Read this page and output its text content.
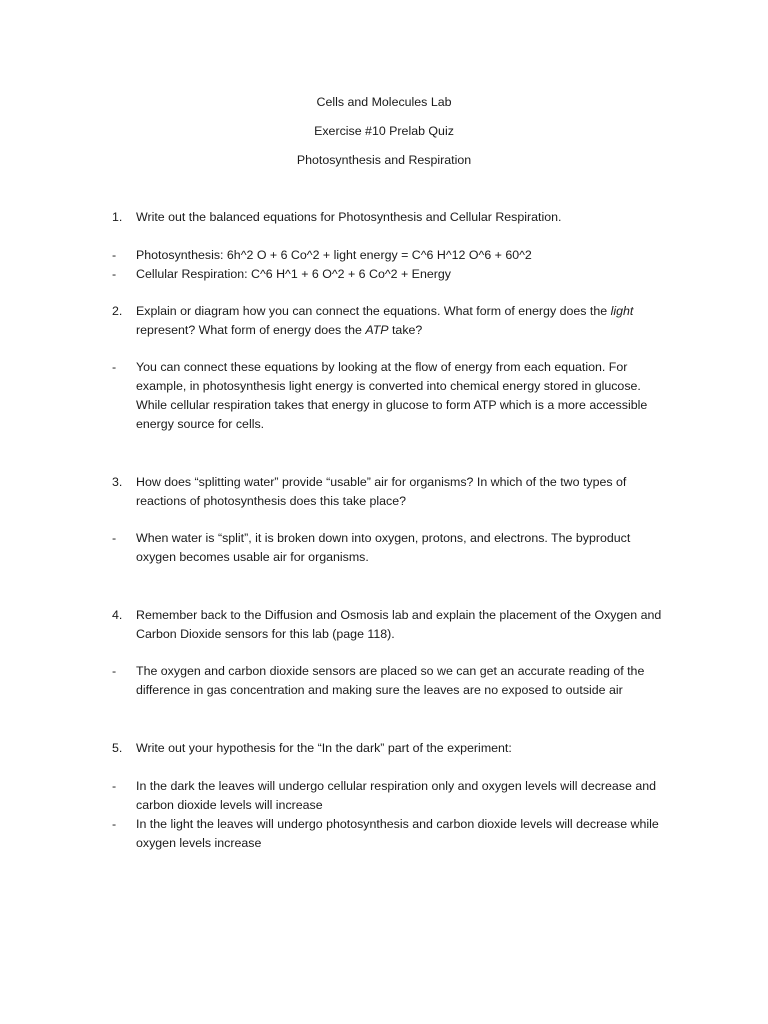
Cells and Molecules Lab
Exercise #10 Prelab Quiz
Photosynthesis and Respiration
1. Write out the balanced equations for Photosynthesis and Cellular Respiration.
- Photosynthesis: 6h^2 O + 6 Co^2 + light energy = C^6 H^12 O^6 + 60^2
- Cellular Respiration: C^6 H^1 + 6 O^2 + 6 Co^2 + Energy
2. Explain or diagram how you can connect the equations. What form of energy does the light represent? What form of energy does the ATP take?
- You can connect these equations by looking at the flow of energy from each equation. For example, in photosynthesis light energy is converted into chemical energy stored in glucose. While cellular respiration takes that energy in glucose to form ATP which is a more accessible energy source for cells.
3. How does “splitting water” provide “usable” air for organisms? In which of the two types of reactions of photosynthesis does this take place?
- When water is “split”, it is broken down into oxygen, protons, and electrons. The byproduct oxygen becomes usable air for organisms.
4. Remember back to the Diffusion and Osmosis lab and explain the placement of the Oxygen and Carbon Dioxide sensors for this lab (page 118).
- The oxygen and carbon dioxide sensors are placed so we can get an accurate reading of the difference in gas concentration and making sure the leaves are no exposed to outside air
5. Write out your hypothesis for the “In the dark” part of the experiment:
- In the dark the leaves will undergo cellular respiration only and oxygen levels will decrease and carbon dioxide levels will increase
- In the light the leaves will undergo photosynthesis and carbon dioxide levels will decrease while oxygen levels increase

→ **Work item**:
The material above must be set down word for word, with no picture carried over.

→ **Task answer**:
Read this page and output its text content.
Cells and Molecules Lab
Exercise #10 Prelab Quiz
Photosynthesis and Respiration
1. Write out the balanced equations for Photosynthesis and Cellular Respiration.
- Photosynthesis: 6h^2 O + 6 Co^2 + light energy = C^6 H^12 O^6 + 60^2
- Cellular Respiration: C^6 H^1 + 6 O^2 + 6 Co^2 + Energy
2. Explain or diagram how you can connect the equations. What form of energy does the light represent? What form of energy does the ATP take?
- You can connect these equations by looking at the flow of energy from each equation. For example, in photosynthesis light energy is converted into chemical energy stored in glucose. While cellular respiration takes that energy in glucose to form ATP which is a more accessible energy source for cells.
3. How does “splitting water” provide “usable” air for organisms? In which of the two types of reactions of photosynthesis does this take place?
- When water is “split”, it is broken down into oxygen, protons, and electrons. The byproduct oxygen becomes usable air for organisms.
4. Remember back to the Diffusion and Osmosis lab and explain the placement of the Oxygen and Carbon Dioxide sensors for this lab (page 118).
- The oxygen and carbon dioxide sensors are placed so we can get an accurate reading of the difference in gas concentration and making sure the leaves are no exposed to outside air
5. Write out your hypothesis for the “In the dark” part of the experiment:
- In the dark the leaves will undergo cellular respiration only and oxygen levels will decrease and carbon dioxide levels will increase
- In the light the leaves will undergo photosynthesis and carbon dioxide levels will decrease while oxygen levels increase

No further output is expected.